*STATED PROBLEM*
Only a number is expected: how many lines in the data below contain the word "value".

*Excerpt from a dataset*
--

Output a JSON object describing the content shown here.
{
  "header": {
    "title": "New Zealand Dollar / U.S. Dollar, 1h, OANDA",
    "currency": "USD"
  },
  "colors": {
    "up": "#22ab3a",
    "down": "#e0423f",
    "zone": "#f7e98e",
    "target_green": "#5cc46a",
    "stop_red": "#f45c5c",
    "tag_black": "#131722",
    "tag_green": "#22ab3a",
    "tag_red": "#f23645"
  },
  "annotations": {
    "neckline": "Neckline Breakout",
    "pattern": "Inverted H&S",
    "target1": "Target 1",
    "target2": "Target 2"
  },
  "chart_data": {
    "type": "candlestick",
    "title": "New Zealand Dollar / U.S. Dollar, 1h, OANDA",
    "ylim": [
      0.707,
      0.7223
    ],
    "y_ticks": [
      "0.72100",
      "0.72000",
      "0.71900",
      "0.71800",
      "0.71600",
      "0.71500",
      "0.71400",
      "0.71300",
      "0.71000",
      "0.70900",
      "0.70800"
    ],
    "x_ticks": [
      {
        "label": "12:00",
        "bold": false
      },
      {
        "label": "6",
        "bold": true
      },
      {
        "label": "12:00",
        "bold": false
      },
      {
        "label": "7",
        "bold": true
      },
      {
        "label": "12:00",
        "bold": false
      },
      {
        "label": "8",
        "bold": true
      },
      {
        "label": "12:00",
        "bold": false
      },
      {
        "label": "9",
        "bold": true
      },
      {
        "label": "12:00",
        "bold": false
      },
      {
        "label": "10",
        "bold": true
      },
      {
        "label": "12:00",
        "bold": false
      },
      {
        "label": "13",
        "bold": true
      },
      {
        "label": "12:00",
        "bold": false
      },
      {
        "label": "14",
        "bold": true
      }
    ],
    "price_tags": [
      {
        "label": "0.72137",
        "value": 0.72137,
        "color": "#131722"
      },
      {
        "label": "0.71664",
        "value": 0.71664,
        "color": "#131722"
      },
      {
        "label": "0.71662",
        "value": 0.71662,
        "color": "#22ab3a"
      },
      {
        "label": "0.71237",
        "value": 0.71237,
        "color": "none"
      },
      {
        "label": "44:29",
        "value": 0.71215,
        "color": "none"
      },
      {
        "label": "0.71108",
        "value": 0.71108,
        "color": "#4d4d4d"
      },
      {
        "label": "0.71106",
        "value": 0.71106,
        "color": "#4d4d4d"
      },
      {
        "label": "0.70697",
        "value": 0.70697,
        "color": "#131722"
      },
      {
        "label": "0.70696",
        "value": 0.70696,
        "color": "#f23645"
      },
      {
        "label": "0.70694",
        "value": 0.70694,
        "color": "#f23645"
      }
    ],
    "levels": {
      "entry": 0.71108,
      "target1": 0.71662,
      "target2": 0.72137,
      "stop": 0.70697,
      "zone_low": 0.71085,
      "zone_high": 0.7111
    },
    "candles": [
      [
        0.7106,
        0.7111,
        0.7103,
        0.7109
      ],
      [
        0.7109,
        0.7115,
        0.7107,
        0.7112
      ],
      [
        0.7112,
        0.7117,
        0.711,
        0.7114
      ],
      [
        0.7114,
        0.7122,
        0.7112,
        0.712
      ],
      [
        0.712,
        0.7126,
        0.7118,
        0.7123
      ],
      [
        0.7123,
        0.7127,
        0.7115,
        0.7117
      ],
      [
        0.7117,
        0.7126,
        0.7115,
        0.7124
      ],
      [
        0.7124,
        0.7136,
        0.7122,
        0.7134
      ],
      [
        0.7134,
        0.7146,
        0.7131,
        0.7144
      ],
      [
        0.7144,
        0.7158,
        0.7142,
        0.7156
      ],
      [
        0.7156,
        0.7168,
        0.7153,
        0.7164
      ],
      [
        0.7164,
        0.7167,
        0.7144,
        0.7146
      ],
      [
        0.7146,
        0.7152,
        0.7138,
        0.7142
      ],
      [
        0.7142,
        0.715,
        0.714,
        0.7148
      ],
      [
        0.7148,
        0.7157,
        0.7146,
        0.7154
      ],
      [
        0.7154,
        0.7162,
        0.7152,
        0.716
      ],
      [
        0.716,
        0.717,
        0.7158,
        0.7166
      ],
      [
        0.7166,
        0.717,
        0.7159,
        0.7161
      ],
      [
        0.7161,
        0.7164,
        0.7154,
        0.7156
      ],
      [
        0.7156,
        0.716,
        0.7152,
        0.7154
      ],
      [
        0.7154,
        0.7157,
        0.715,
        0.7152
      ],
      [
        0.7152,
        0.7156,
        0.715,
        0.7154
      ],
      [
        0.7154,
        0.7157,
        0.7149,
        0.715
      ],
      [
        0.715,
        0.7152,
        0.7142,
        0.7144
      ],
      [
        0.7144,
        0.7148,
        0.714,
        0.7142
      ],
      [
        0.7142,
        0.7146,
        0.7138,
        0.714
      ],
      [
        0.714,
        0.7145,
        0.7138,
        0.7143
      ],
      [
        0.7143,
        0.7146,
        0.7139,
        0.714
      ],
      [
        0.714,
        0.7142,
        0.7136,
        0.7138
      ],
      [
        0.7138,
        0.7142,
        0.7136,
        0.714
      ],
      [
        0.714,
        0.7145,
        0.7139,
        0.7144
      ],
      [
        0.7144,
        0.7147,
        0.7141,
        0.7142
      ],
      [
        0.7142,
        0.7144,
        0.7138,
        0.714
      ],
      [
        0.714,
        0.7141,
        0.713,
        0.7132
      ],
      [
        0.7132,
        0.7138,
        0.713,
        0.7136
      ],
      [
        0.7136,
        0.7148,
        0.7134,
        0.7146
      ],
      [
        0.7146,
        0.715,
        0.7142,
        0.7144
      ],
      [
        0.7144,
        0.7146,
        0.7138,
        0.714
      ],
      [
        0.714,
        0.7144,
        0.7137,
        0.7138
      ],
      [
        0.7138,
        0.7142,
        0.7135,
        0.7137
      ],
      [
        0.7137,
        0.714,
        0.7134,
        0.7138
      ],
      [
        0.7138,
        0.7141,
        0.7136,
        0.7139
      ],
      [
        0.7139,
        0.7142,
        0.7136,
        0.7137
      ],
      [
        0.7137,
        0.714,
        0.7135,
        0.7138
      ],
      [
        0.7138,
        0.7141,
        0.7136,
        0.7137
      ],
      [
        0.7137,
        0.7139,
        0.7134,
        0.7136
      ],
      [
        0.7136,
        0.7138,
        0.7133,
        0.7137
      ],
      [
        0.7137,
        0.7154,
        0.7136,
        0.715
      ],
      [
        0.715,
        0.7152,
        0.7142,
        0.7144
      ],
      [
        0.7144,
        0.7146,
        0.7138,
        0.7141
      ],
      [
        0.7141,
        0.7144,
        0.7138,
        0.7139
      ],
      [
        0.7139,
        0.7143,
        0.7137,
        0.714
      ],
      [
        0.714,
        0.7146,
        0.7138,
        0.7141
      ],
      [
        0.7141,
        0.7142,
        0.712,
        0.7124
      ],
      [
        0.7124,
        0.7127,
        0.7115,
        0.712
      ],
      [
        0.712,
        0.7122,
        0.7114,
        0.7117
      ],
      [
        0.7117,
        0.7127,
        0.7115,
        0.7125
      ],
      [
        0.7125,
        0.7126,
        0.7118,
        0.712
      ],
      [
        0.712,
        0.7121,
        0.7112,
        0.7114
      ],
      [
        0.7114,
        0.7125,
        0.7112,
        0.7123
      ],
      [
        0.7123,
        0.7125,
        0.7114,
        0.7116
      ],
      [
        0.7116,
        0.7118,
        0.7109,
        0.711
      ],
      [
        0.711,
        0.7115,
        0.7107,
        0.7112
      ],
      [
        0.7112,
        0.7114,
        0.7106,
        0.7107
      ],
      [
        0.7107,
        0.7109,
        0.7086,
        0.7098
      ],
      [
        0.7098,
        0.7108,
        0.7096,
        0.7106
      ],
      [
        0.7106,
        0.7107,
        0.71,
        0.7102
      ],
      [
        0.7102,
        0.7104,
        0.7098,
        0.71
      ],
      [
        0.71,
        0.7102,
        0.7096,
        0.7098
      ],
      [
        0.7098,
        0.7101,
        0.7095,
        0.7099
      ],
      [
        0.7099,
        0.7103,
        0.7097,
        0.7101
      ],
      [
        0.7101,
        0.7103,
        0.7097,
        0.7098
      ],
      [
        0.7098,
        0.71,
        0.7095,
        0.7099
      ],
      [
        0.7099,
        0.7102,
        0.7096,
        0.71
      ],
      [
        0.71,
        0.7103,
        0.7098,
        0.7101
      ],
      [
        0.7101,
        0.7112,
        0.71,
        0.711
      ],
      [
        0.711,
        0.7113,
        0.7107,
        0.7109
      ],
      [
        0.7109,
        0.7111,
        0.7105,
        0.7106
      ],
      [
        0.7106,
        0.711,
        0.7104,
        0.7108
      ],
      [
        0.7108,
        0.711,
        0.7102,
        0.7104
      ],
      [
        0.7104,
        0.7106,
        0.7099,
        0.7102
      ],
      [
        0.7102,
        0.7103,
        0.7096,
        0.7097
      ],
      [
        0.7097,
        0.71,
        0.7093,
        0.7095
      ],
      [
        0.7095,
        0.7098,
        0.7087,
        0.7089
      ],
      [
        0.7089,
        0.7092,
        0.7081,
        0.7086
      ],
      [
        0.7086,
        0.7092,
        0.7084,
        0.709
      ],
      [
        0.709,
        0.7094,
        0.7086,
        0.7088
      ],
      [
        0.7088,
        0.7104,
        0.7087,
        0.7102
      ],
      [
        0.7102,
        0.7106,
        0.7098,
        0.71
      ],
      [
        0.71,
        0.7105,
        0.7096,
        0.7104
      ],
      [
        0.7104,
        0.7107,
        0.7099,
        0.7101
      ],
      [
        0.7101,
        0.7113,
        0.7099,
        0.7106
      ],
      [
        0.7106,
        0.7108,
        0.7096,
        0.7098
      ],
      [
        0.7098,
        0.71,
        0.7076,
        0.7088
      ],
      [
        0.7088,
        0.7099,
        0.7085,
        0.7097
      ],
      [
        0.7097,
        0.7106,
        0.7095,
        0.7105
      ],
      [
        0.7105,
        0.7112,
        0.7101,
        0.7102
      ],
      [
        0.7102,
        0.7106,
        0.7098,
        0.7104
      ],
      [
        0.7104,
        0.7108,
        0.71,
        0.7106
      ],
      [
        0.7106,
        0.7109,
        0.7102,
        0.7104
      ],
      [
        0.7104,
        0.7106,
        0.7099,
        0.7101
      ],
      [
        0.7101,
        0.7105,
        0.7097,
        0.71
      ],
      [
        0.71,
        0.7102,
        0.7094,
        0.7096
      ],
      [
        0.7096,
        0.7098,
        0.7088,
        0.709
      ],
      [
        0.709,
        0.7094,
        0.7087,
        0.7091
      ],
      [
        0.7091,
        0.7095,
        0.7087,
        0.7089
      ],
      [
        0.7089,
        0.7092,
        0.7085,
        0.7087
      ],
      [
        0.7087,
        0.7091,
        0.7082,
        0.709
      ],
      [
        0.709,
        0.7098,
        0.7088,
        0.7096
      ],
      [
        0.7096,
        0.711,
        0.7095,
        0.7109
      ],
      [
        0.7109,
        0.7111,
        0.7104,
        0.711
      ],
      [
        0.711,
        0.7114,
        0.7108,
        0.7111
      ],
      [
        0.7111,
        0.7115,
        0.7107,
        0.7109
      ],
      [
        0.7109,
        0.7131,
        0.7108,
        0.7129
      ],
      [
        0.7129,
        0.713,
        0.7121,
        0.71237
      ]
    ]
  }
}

--

*TASK OUTPUT*
10